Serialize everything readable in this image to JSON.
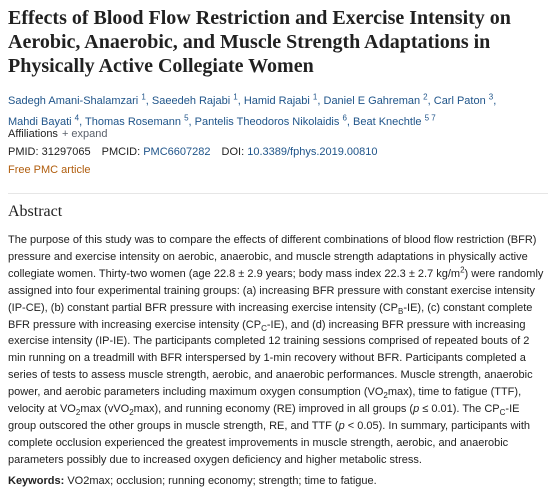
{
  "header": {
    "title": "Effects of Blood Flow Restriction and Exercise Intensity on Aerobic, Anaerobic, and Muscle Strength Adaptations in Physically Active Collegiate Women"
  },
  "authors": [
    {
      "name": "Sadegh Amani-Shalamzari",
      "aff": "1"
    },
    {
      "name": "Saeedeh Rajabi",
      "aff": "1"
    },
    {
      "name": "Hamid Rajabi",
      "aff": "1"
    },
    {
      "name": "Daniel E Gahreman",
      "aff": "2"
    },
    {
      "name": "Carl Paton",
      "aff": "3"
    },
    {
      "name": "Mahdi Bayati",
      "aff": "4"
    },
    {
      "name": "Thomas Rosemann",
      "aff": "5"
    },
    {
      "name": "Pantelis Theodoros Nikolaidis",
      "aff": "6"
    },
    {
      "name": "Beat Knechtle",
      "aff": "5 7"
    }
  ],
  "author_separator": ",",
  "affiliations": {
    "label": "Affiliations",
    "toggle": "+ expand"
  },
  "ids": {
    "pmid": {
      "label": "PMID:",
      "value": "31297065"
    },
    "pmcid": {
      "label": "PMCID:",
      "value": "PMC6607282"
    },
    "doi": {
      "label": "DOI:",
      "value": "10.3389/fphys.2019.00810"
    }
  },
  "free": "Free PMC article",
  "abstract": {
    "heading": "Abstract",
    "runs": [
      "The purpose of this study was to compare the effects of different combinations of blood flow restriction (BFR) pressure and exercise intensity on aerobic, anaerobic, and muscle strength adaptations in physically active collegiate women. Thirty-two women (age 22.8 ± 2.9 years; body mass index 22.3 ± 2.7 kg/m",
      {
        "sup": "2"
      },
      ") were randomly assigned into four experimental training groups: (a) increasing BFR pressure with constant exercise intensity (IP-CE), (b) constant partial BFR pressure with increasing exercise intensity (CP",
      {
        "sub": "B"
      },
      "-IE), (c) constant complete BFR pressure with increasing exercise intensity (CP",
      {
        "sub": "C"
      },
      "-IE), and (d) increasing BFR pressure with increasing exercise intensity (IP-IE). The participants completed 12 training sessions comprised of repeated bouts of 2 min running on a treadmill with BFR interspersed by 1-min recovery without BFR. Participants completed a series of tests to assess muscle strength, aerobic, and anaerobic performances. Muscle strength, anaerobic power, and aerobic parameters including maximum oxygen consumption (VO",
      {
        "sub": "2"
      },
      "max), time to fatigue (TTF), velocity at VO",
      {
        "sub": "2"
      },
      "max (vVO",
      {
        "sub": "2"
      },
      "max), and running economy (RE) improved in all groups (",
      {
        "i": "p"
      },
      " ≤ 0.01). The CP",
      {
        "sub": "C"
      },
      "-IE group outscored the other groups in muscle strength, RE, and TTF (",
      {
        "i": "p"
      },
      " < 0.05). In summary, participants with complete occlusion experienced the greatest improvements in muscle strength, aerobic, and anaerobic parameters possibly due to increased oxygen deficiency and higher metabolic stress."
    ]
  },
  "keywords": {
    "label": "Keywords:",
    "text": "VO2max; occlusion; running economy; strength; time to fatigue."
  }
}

===

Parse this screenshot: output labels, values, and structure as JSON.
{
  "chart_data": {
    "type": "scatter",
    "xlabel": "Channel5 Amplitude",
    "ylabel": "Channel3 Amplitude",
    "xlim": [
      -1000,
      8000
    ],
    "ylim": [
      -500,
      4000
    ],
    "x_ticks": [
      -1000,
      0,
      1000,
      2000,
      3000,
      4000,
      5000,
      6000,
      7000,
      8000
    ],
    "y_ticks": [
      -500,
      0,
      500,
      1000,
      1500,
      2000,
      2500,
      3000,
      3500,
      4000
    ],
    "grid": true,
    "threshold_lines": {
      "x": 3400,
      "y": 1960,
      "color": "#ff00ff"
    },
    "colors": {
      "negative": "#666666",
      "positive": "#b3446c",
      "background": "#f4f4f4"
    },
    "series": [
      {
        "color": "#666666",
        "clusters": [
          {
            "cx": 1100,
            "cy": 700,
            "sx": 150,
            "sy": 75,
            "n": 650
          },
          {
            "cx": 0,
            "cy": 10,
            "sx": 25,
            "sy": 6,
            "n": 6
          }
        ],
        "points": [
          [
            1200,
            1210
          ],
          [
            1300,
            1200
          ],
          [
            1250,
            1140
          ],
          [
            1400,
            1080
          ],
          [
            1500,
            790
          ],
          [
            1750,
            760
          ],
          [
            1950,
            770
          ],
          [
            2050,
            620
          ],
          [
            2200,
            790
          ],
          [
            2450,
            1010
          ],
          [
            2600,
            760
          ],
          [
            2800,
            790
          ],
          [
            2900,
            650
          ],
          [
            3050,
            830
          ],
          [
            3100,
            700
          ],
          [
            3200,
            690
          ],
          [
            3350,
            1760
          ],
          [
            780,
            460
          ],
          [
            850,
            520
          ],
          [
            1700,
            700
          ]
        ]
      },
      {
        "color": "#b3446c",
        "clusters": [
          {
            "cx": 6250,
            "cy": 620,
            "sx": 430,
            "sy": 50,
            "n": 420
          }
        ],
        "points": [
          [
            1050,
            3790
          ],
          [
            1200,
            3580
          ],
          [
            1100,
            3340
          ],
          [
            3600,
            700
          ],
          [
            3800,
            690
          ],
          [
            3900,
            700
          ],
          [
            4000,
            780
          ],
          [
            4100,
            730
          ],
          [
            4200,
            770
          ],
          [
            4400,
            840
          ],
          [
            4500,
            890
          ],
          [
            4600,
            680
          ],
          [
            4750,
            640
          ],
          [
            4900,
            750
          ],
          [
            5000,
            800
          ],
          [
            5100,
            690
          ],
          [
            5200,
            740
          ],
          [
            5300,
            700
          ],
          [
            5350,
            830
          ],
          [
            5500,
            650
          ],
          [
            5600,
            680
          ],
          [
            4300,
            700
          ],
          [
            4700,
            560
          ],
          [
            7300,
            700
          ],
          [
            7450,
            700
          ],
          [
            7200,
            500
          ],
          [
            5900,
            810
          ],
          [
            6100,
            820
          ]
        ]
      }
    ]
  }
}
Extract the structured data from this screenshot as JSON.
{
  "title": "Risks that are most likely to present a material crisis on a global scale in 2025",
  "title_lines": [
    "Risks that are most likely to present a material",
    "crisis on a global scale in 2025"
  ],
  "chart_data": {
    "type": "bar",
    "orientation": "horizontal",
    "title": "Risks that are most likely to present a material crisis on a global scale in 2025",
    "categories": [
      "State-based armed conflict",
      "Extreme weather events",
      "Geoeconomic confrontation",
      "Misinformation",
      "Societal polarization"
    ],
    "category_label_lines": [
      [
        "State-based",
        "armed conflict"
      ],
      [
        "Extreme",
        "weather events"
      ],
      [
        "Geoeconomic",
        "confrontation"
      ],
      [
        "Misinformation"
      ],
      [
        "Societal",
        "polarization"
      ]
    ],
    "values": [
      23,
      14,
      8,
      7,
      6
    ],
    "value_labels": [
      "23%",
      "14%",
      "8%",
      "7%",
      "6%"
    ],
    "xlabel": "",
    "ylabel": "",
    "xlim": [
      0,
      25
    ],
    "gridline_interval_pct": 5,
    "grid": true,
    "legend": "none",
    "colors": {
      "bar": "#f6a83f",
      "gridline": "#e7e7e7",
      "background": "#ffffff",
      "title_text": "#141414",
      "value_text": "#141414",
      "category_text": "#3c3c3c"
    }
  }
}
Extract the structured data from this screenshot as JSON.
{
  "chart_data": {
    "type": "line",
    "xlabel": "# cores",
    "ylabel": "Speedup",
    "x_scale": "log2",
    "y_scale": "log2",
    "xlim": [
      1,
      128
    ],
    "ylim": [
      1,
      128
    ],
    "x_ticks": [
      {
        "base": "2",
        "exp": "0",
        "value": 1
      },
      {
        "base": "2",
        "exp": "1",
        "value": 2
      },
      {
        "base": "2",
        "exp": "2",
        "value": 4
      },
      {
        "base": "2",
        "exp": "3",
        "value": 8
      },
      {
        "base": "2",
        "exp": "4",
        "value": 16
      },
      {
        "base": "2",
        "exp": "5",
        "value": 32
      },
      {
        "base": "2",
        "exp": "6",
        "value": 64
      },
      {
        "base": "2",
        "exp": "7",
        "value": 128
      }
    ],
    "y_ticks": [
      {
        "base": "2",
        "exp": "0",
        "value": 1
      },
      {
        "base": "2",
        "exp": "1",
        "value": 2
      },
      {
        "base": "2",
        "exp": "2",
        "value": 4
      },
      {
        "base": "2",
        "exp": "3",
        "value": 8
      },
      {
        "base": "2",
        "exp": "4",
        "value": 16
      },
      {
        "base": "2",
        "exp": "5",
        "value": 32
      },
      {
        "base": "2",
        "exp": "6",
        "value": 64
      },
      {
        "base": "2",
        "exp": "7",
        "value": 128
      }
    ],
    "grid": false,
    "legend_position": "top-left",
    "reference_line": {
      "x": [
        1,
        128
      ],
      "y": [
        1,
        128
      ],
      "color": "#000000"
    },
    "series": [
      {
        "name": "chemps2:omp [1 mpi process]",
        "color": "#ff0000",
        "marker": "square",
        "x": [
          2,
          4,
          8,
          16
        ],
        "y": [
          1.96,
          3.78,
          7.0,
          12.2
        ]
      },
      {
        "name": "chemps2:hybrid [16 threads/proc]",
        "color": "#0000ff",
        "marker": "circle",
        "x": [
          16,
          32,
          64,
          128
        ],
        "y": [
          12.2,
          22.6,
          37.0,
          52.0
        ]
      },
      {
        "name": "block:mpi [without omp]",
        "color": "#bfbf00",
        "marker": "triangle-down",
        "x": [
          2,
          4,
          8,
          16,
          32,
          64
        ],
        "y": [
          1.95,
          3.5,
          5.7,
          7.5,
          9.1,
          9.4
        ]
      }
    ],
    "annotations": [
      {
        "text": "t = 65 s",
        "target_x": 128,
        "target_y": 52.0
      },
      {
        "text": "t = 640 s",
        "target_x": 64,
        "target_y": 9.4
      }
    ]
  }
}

===

### GOAL
Count the lines in which the string "armed" appears, then report only that figure.

### ANSWER FOR THIS EXERCISE
2